--- begin The data ---

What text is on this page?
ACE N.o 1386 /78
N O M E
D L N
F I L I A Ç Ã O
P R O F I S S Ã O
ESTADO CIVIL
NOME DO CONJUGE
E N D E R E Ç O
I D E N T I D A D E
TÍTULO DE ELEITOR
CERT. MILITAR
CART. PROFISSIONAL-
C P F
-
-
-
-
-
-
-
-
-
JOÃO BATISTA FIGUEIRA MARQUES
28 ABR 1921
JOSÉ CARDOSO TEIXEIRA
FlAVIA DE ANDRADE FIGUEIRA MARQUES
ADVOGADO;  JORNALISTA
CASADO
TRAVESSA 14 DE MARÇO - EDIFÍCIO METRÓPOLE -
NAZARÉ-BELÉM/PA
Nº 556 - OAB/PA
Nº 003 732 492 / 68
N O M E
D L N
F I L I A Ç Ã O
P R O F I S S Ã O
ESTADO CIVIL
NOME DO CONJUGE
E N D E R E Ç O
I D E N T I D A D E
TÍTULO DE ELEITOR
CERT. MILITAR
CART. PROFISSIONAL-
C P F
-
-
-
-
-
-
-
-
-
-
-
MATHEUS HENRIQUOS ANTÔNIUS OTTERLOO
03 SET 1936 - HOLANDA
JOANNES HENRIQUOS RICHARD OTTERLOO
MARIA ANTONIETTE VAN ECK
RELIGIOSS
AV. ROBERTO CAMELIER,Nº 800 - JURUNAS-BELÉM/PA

--- end The data ---

Challenge: Keep only the lines that hold the string "MARQUES", and copy them out.

Correct response:
JOÃO BATISTA FIGUEIRA MARQUES
FlAVIA DE ANDRADE FIGUEIRA MARQUES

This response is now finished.